Work instructions | Leave out the pictures and repeat the rest of the material exactly.

Dataset rows |
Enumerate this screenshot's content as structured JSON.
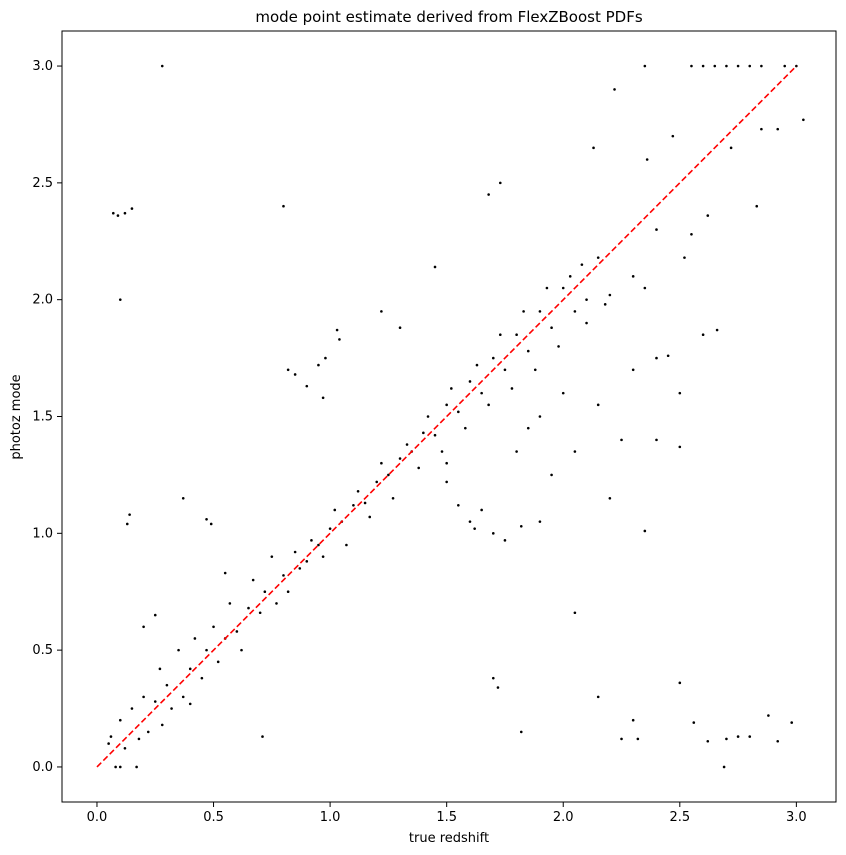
{
  "chart_data": {
    "type": "scatter",
    "title": "mode point estimate derived from FlexZBoost PDFs",
    "x_label": "true redshift",
    "y_label": "photoz mode",
    "color": "#000000",
    "x": [
      0.28,
      0.07,
      0.09,
      0.12,
      0.15,
      0.1,
      0.13,
      0.14,
      0.37,
      0.47,
      0.49,
      0.8,
      0.82,
      0.85,
      0.9,
      0.95,
      0.98,
      0.97,
      1.3,
      1.22,
      1.03,
      1.04,
      1.45,
      1.73,
      1.68,
      1.5,
      1.55,
      1.6,
      1.65,
      1.7,
      1.75,
      1.62,
      1.82,
      1.9,
      1.5,
      2.05,
      1.7,
      1.72,
      1.82,
      2.15,
      2.25,
      2.3,
      2.32,
      2.5,
      2.56,
      2.62,
      2.7,
      2.75,
      2.8,
      2.88,
      2.92,
      2.98,
      2.69,
      2.35,
      2.55,
      2.6,
      2.65,
      2.7,
      2.75,
      2.8,
      2.85,
      2.95,
      3.0,
      2.22,
      2.36,
      2.13,
      2.47,
      3.03,
      2.92,
      2.85,
      2.72,
      2.83,
      2.62,
      2.52,
      2.6,
      2.66,
      2.45,
      2.4,
      2.3,
      2.5,
      2.4,
      2.5,
      2.2,
      2.35,
      2.25,
      2.15,
      2.1,
      2.0,
      1.9,
      1.8,
      2.05,
      1.95,
      1.85,
      2.2,
      2.3,
      2.4,
      2.55,
      2.35,
      0.05,
      0.08,
      0.1,
      0.17,
      0.06,
      0.1,
      0.12,
      0.15,
      0.18,
      0.2,
      0.22,
      0.25,
      0.27,
      0.28,
      0.3,
      0.32,
      0.35,
      0.37,
      0.4,
      0.42,
      0.45,
      0.47,
      0.5,
      0.52,
      0.55,
      0.57,
      0.6,
      0.62,
      0.65,
      0.67,
      0.7,
      0.72,
      0.75,
      0.77,
      0.8,
      0.82,
      0.85,
      0.87,
      0.9,
      0.92,
      0.95,
      0.97,
      1.0,
      1.02,
      1.05,
      1.07,
      1.1,
      1.12,
      1.15,
      1.17,
      1.2,
      1.22,
      1.25,
      1.27,
      1.3,
      1.33,
      1.35,
      1.38,
      1.4,
      1.42,
      1.45,
      1.48,
      1.5,
      1.52,
      1.55,
      1.58,
      1.6,
      1.63,
      1.65,
      1.68,
      1.7,
      1.73,
      1.75,
      1.78,
      1.8,
      1.83,
      1.85,
      1.88,
      1.9,
      1.93,
      1.95,
      1.98,
      2.0,
      2.03,
      2.05,
      2.08,
      2.1,
      2.15,
      2.18,
      0.4,
      0.55,
      0.71,
      0.25,
      0.2
    ],
    "values": [
      3.0,
      2.37,
      2.36,
      2.37,
      2.39,
      2.0,
      1.04,
      1.08,
      1.15,
      1.06,
      1.04,
      2.4,
      1.7,
      1.68,
      1.63,
      1.72,
      1.75,
      1.58,
      1.88,
      1.95,
      1.87,
      1.83,
      2.14,
      2.5,
      2.45,
      1.3,
      1.12,
      1.05,
      1.1,
      1.0,
      0.97,
      1.02,
      1.03,
      1.05,
      1.22,
      0.66,
      0.38,
      0.34,
      0.15,
      0.3,
      0.12,
      0.2,
      0.12,
      0.36,
      0.19,
      0.11,
      0.12,
      0.13,
      0.13,
      0.22,
      0.11,
      0.19,
      0.0,
      3.0,
      3.0,
      3.0,
      3.0,
      3.0,
      3.0,
      3.0,
      3.0,
      3.0,
      3.0,
      2.9,
      2.6,
      2.65,
      2.7,
      2.77,
      2.73,
      2.73,
      2.65,
      2.4,
      2.36,
      2.18,
      1.85,
      1.87,
      1.76,
      1.75,
      1.7,
      1.6,
      1.4,
      1.37,
      1.15,
      1.01,
      1.4,
      1.55,
      1.9,
      1.6,
      1.5,
      1.35,
      1.35,
      1.25,
      1.45,
      2.02,
      2.1,
      2.3,
      2.28,
      2.05,
      0.1,
      0.0,
      0.0,
      0.0,
      0.13,
      0.2,
      0.08,
      0.25,
      0.12,
      0.3,
      0.15,
      0.28,
      0.42,
      0.18,
      0.35,
      0.25,
      0.5,
      0.3,
      0.42,
      0.55,
      0.38,
      0.5,
      0.6,
      0.45,
      0.55,
      0.7,
      0.58,
      0.5,
      0.68,
      0.8,
      0.66,
      0.75,
      0.9,
      0.7,
      0.82,
      0.75,
      0.92,
      0.85,
      0.88,
      0.97,
      0.95,
      0.9,
      1.02,
      1.1,
      1.05,
      0.95,
      1.12,
      1.18,
      1.13,
      1.07,
      1.22,
      1.3,
      1.25,
      1.15,
      1.32,
      1.38,
      1.35,
      1.28,
      1.43,
      1.5,
      1.42,
      1.35,
      1.55,
      1.62,
      1.52,
      1.45,
      1.65,
      1.72,
      1.6,
      1.55,
      1.75,
      1.85,
      1.7,
      1.62,
      1.85,
      1.95,
      1.78,
      1.7,
      1.95,
      2.05,
      1.88,
      1.8,
      2.05,
      2.1,
      1.95,
      2.15,
      2.0,
      2.18,
      1.98,
      0.27,
      0.83,
      0.13,
      0.65,
      0.6
    ],
    "reference_line": {
      "x": [
        0,
        3
      ],
      "values": [
        0,
        3
      ],
      "color": "#ff0000",
      "style": "dashed"
    },
    "xlim": [
      -0.15,
      3.17
    ],
    "ylim": [
      -0.15,
      3.15
    ],
    "xticks": [
      {
        "value": 0,
        "label": "0.0"
      },
      0.5,
      {
        "value": 1,
        "label": "1.0"
      },
      1.5,
      {
        "value": 2,
        "label": "2.0"
      },
      2.5,
      {
        "value": 3,
        "label": "3.0"
      }
    ],
    "yticks": [
      {
        "value": 0,
        "label": "0.0"
      },
      0.5,
      {
        "value": 1,
        "label": "1.0"
      },
      1.5,
      {
        "value": 2,
        "label": "2.0"
      },
      2.5,
      {
        "value": 3,
        "label": "3.0"
      }
    ]
  }
}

Finished task |
Enumerate this screenshot's content as structured JSON.
{
  "chart_data": {
    "type": "scatter",
    "title": "mode point estimate derived from FlexZBoost PDFs",
    "x_label": "true redshift",
    "y_label": "photoz mode",
    "color": "#000000",
    "x": [
      0.28,
      0.07,
      0.09,
      0.12,
      0.15,
      0.1,
      0.13,
      0.14,
      0.37,
      0.47,
      0.49,
      0.8,
      0.82,
      0.85,
      0.9,
      0.95,
      0.98,
      0.97,
      1.3,
      1.22,
      1.03,
      1.04,
      1.45,
      1.73,
      1.68,
      1.5,
      1.55,
      1.6,
      1.65,
      1.7,
      1.75,
      1.62,
      1.82,
      1.9,
      1.5,
      2.05,
      1.7,
      1.72,
      1.82,
      2.15,
      2.25,
      2.3,
      2.32,
      2.5,
      2.56,
      2.62,
      2.7,
      2.75,
      2.8,
      2.88,
      2.92,
      2.98,
      2.69,
      2.35,
      2.55,
      2.6,
      2.65,
      2.7,
      2.75,
      2.8,
      2.85,
      2.95,
      3.0,
      2.22,
      2.36,
      2.13,
      2.47,
      3.03,
      2.92,
      2.85,
      2.72,
      2.83,
      2.62,
      2.52,
      2.6,
      2.66,
      2.45,
      2.4,
      2.3,
      2.5,
      2.4,
      2.5,
      2.2,
      2.35,
      2.25,
      2.15,
      2.1,
      2.0,
      1.9,
      1.8,
      2.05,
      1.95,
      1.85,
      2.2,
      2.3,
      2.4,
      2.55,
      2.35,
      0.05,
      0.08,
      0.1,
      0.17,
      0.06,
      0.1,
      0.12,
      0.15,
      0.18,
      0.2,
      0.22,
      0.25,
      0.27,
      0.28,
      0.3,
      0.32,
      0.35,
      0.37,
      0.4,
      0.42,
      0.45,
      0.47,
      0.5,
      0.52,
      0.55,
      0.57,
      0.6,
      0.62,
      0.65,
      0.67,
      0.7,
      0.72,
      0.75,
      0.77,
      0.8,
      0.82,
      0.85,
      0.87,
      0.9,
      0.92,
      0.95,
      0.97,
      1.0,
      1.02,
      1.05,
      1.07,
      1.1,
      1.12,
      1.15,
      1.17,
      1.2,
      1.22,
      1.25,
      1.27,
      1.3,
      1.33,
      1.35,
      1.38,
      1.4,
      1.42,
      1.45,
      1.48,
      1.5,
      1.52,
      1.55,
      1.58,
      1.6,
      1.63,
      1.65,
      1.68,
      1.7,
      1.73,
      1.75,
      1.78,
      1.8,
      1.83,
      1.85,
      1.88,
      1.9,
      1.93,
      1.95,
      1.98,
      2.0,
      2.03,
      2.05,
      2.08,
      2.1,
      2.15,
      2.18,
      0.4,
      0.55,
      0.71,
      0.25,
      0.2
    ],
    "values": [
      3.0,
      2.37,
      2.36,
      2.37,
      2.39,
      2.0,
      1.04,
      1.08,
      1.15,
      1.06,
      1.04,
      2.4,
      1.7,
      1.68,
      1.63,
      1.72,
      1.75,
      1.58,
      1.88,
      1.95,
      1.87,
      1.83,
      2.14,
      2.5,
      2.45,
      1.3,
      1.12,
      1.05,
      1.1,
      1.0,
      0.97,
      1.02,
      1.03,
      1.05,
      1.22,
      0.66,
      0.38,
      0.34,
      0.15,
      0.3,
      0.12,
      0.2,
      0.12,
      0.36,
      0.19,
      0.11,
      0.12,
      0.13,
      0.13,
      0.22,
      0.11,
      0.19,
      0.0,
      3.0,
      3.0,
      3.0,
      3.0,
      3.0,
      3.0,
      3.0,
      3.0,
      3.0,
      3.0,
      2.9,
      2.6,
      2.65,
      2.7,
      2.77,
      2.73,
      2.73,
      2.65,
      2.4,
      2.36,
      2.18,
      1.85,
      1.87,
      1.76,
      1.75,
      1.7,
      1.6,
      1.4,
      1.37,
      1.15,
      1.01,
      1.4,
      1.55,
      1.9,
      1.6,
      1.5,
      1.35,
      1.35,
      1.25,
      1.45,
      2.02,
      2.1,
      2.3,
      2.28,
      2.05,
      0.1,
      0.0,
      0.0,
      0.0,
      0.13,
      0.2,
      0.08,
      0.25,
      0.12,
      0.3,
      0.15,
      0.28,
      0.42,
      0.18,
      0.35,
      0.25,
      0.5,
      0.3,
      0.42,
      0.55,
      0.38,
      0.5,
      0.6,
      0.45,
      0.55,
      0.7,
      0.58,
      0.5,
      0.68,
      0.8,
      0.66,
      0.75,
      0.9,
      0.7,
      0.82,
      0.75,
      0.92,
      0.85,
      0.88,
      0.97,
      0.95,
      0.9,
      1.02,
      1.1,
      1.05,
      0.95,
      1.12,
      1.18,
      1.13,
      1.07,
      1.22,
      1.3,
      1.25,
      1.15,
      1.32,
      1.38,
      1.35,
      1.28,
      1.43,
      1.5,
      1.42,
      1.35,
      1.55,
      1.62,
      1.52,
      1.45,
      1.65,
      1.72,
      1.6,
      1.55,
      1.75,
      1.85,
      1.7,
      1.62,
      1.85,
      1.95,
      1.78,
      1.7,
      1.95,
      2.05,
      1.88,
      1.8,
      2.05,
      2.1,
      1.95,
      2.15,
      2.0,
      2.18,
      1.98,
      0.27,
      0.83,
      0.13,
      0.65,
      0.6
    ],
    "reference_line": {
      "x": [
        0,
        3
      ],
      "values": [
        0,
        3
      ],
      "color": "#ff0000",
      "style": "dashed"
    },
    "xlim": [
      -0.15,
      3.17
    ],
    "ylim": [
      -0.15,
      3.15
    ],
    "xticks": [
      {
        "value": 0,
        "label": "0.0"
      },
      0.5,
      {
        "value": 1,
        "label": "1.0"
      },
      1.5,
      {
        "value": 2,
        "label": "2.0"
      },
      2.5,
      {
        "value": 3,
        "label": "3.0"
      }
    ],
    "yticks": [
      {
        "value": 0,
        "label": "0.0"
      },
      0.5,
      {
        "value": 1,
        "label": "1.0"
      },
      1.5,
      {
        "value": 2,
        "label": "2.0"
      },
      2.5,
      {
        "value": 3,
        "label": "3.0"
      }
    ]
  }
}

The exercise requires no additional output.